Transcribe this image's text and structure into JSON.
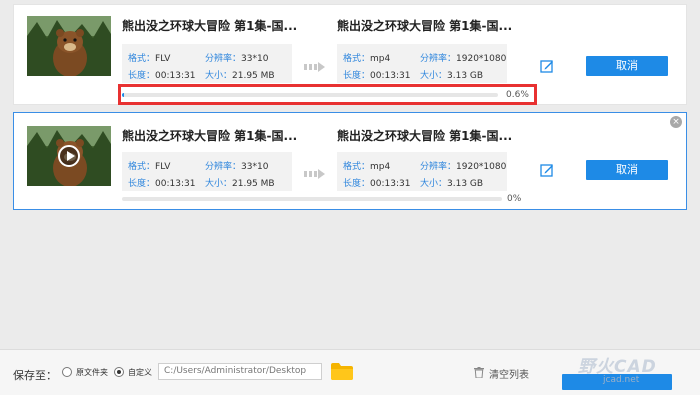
{
  "tasks": [
    {
      "source_title": "熊出没之环球大冒险 第1集-国...",
      "source": {
        "format_label": "格式：",
        "format": "FLV",
        "resolution_label": "分辨率：",
        "resolution": "33*10",
        "duration_label": "长度：",
        "duration": "00:13:31",
        "size_label": "大小：",
        "size": "21.95 MB"
      },
      "output_title": "熊出没之环球大冒险 第1集-国...",
      "output": {
        "format_label": "格式：",
        "format": "mp4",
        "resolution_label": "分辨率：",
        "resolution": "1920*1080",
        "duration_label": "长度：",
        "duration": "00:13:31",
        "size_label": "大小：",
        "size": "3.13 GB"
      },
      "cancel_label": "取消",
      "progress_text": "0.6%",
      "progress_value": 0.006,
      "selected": false
    },
    {
      "source_title": "熊出没之环球大冒险 第1集-国...",
      "source": {
        "format_label": "格式：",
        "format": "FLV",
        "resolution_label": "分辨率：",
        "resolution": "33*10",
        "duration_label": "长度：",
        "duration": "00:13:31",
        "size_label": "大小：",
        "size": "21.95 MB"
      },
      "output_title": "熊出没之环球大冒险 第1集-国...",
      "output": {
        "format_label": "格式：",
        "format": "mp4",
        "resolution_label": "分辨率：",
        "resolution": "1920*1080",
        "duration_label": "长度：",
        "duration": "00:13:31",
        "size_label": "大小：",
        "size": "3.13 GB"
      },
      "cancel_label": "取消",
      "progress_text": "0%",
      "progress_value": 0,
      "selected": true,
      "close_glyph": "×"
    }
  ],
  "footer": {
    "save_label": "保存至：",
    "option_source": "原文件夹",
    "option_custom": "自定义",
    "selected_option": "自定义",
    "path_value": "C:/Users/Administrator/Desktop",
    "clear_label": "清空列表"
  },
  "watermark": {
    "brand": "野火CAD",
    "url": "jcad.net"
  },
  "colors": {
    "accent": "#1e8ae6",
    "label_blue": "#2f86dd",
    "highlight_red": "#e83131"
  },
  "icons": {
    "edit": "edit-icon",
    "play": "play-icon",
    "close": "close-icon",
    "folder": "folder-icon",
    "trash": "trash-icon",
    "arrow": "convert-arrow-icon"
  }
}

:::::

● What the task asks:
Copy out each line word for word, please, skipping the images.

● Worked answer:
Transcribe this image's text and structure into JSON.
{
  "tasks": [
    {
      "source_title": "熊出没之环球大冒险 第1集-国...",
      "source": {
        "format_label": "格式：",
        "format": "FLV",
        "resolution_label": "分辨率：",
        "resolution": "33*10",
        "duration_label": "长度：",
        "duration": "00:13:31",
        "size_label": "大小：",
        "size": "21.95 MB"
      },
      "output_title": "熊出没之环球大冒险 第1集-国...",
      "output": {
        "format_label": "格式：",
        "format": "mp4",
        "resolution_label": "分辨率：",
        "resolution": "1920*1080",
        "duration_label": "长度：",
        "duration": "00:13:31",
        "size_label": "大小：",
        "size": "3.13 GB"
      },
      "cancel_label": "取消",
      "progress_text": "0.6%",
      "progress_value": 0.006,
      "selected": false
    },
    {
      "source_title": "熊出没之环球大冒险 第1集-国...",
      "source": {
        "format_label": "格式：",
        "format": "FLV",
        "resolution_label": "分辨率：",
        "resolution": "33*10",
        "duration_label": "长度：",
        "duration": "00:13:31",
        "size_label": "大小：",
        "size": "21.95 MB"
      },
      "output_title": "熊出没之环球大冒险 第1集-国...",
      "output": {
        "format_label": "格式：",
        "format": "mp4",
        "resolution_label": "分辨率：",
        "resolution": "1920*1080",
        "duration_label": "长度：",
        "duration": "00:13:31",
        "size_label": "大小：",
        "size": "3.13 GB"
      },
      "cancel_label": "取消",
      "progress_text": "0%",
      "progress_value": 0,
      "selected": true,
      "close_glyph": "×"
    }
  ],
  "footer": {
    "save_label": "保存至：",
    "option_source": "原文件夹",
    "option_custom": "自定义",
    "selected_option": "自定义",
    "path_value": "C:/Users/Administrator/Desktop",
    "clear_label": "清空列表"
  },
  "watermark": {
    "brand": "野火CAD",
    "url": "jcad.net"
  },
  "colors": {
    "accent": "#1e8ae6",
    "label_blue": "#2f86dd",
    "highlight_red": "#e83131"
  },
  "icons": {
    "edit": "edit-icon",
    "play": "play-icon",
    "close": "close-icon",
    "folder": "folder-icon",
    "trash": "trash-icon",
    "arrow": "convert-arrow-icon"
  }
}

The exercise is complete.